» **EXTRACT**
It isn’t clear what is “the plan which is in opposition to the cultural policy of the Revolution”. Up to now, what they were criticising and questioning was, in the first place, the appearance of the “grey triad” composed of Pavón-Serguera-Quesada and everything they might stand for in terms of a set-back to the national culture. Guevara goes off on another track and accuses the television of “trampling on its ethical obligations”; practically accusing them of being traitors although he quickly makes it clear that all the programs dreamed up by the “great communicator” are just fine: he does not want people to in any way to misunderstand what he is saying.

Further on, another confusing paragraph:

“… it is the people who deserve to be, who are, and who must be, the real protagonists in the war of ideas, if an instrument, which has ended up being usurped in certain respects, is not to develop another campaign of praising vulgarity, imitating the worst programs put out by the Empire (the US), and which favours the destruction of our language, which is the reflection of the clarity, structure and exercise and expression of thought.”

Why? On the basis of what premises? We don’t know.

Guevara never mentions the names of Pavón-Serguera-Quesada, nor acknowledges any awareness that the centre of the debate is the general cultural policy of the country; many want to take it further than that, and demand that the problems in the production sector are looked at. Guevara directs his attack at television, which seems like a good idea to me, because a large part of the programming is rubbish and vulgar.

But where has Guevara been all this time? Why has he decided to criticise it now if this problem has existed for years? Why is he diverting, or trying to divert, the centre of the debate? Could it be because he is afraid that the snowball is growing too big and that, in a moment of such tension, unprecedented in the history of these forty nine years, people are going to question the very essence of the system, as happened in 1991 during the phony and manipulative “Appeal to the 4th Party Congress”?

» **SUPPLIED RECORDS**
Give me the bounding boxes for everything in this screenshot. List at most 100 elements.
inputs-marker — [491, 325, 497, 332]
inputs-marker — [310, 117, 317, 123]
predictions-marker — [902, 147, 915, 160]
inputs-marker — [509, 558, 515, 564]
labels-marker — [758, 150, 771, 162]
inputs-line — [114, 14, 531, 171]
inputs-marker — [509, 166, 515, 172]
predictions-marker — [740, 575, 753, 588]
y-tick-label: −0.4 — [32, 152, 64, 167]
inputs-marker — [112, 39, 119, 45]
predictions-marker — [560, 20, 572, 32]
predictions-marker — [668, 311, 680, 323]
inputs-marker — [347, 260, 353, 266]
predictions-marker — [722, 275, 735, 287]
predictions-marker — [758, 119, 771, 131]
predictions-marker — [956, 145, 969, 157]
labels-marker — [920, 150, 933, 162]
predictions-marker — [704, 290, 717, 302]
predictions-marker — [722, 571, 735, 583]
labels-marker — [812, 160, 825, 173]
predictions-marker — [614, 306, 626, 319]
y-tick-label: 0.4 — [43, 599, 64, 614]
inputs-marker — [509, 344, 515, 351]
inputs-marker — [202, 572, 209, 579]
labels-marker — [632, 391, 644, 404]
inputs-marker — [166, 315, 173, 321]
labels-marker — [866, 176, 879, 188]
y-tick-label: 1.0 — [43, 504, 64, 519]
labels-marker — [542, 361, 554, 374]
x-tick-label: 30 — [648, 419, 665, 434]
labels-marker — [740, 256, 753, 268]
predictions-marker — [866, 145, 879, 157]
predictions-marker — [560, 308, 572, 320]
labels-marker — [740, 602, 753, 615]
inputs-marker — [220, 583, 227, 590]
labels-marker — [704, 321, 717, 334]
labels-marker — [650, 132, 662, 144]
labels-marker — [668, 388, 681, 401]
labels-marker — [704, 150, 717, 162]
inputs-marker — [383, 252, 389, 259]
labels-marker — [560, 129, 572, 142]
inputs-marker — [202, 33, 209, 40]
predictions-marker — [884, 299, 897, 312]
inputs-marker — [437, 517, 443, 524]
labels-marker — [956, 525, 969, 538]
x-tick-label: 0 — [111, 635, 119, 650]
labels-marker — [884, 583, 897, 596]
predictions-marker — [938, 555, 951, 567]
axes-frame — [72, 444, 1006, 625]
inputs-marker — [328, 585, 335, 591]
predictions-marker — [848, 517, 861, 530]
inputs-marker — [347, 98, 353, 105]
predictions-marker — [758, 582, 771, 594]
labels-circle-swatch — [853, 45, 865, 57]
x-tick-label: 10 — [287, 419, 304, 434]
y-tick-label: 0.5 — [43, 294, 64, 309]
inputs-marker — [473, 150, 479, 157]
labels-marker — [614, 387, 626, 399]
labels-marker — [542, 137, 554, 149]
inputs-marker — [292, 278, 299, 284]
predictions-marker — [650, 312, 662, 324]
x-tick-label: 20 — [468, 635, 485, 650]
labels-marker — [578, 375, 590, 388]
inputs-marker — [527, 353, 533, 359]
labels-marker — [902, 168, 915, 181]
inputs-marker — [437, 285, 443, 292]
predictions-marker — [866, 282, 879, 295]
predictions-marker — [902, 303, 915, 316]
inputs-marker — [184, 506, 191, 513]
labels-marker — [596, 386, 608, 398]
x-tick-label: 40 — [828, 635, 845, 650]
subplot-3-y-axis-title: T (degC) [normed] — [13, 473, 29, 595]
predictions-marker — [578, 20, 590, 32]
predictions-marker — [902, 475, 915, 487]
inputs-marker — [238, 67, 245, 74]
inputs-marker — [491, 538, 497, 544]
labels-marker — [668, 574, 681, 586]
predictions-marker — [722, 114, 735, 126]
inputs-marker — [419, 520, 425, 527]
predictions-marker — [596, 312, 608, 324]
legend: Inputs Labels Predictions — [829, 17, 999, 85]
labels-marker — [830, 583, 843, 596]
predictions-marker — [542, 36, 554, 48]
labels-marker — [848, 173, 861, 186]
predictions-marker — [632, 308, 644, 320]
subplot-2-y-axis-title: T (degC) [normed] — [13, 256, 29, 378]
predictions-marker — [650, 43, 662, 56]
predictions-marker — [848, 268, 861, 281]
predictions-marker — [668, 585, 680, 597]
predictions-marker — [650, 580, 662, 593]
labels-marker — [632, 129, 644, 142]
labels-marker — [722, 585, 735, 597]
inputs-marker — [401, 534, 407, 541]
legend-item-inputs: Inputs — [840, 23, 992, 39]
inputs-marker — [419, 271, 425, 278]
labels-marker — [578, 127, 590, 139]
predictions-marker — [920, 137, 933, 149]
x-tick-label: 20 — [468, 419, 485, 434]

» **USING THE INFORMATION**
(A) Return the text of the passage on Guevara and Cuban television from "It isn’t clear" to "he is saying.", copied word for word.
(B) Translate this sentence from the passage on Guevara and Cuban television into Spanish: "Guevara directs his attack at television, which seems like a good idea to me, because a large part of the programming is rubbish and vulgar."

» **SOLUTIONS TO EACH TASK**
(A)
It isn’t clear what is “the plan which is in opposition to the cultural policy of the Revolution”. Up to now, what they were criticising and questioning was, in the first place, the appearance of the “grey triad” composed of Pavón-Serguera-Quesada and everything they might stand for in terms of a set-back to the national culture. Guevara goes off on another track and accuses the television of “trampling on its ethical obligations”; practically accusing them of being traitors although he quickly makes it clear that all the programs dreamed up by the “great communicator” are just fine: he does not want people to in any way to misunderstand what he is saying.

(B) Guevara dirige su ataque contra la televisión, lo cual me parece una buena idea, porque gran parte de la programación es basura y vulgar.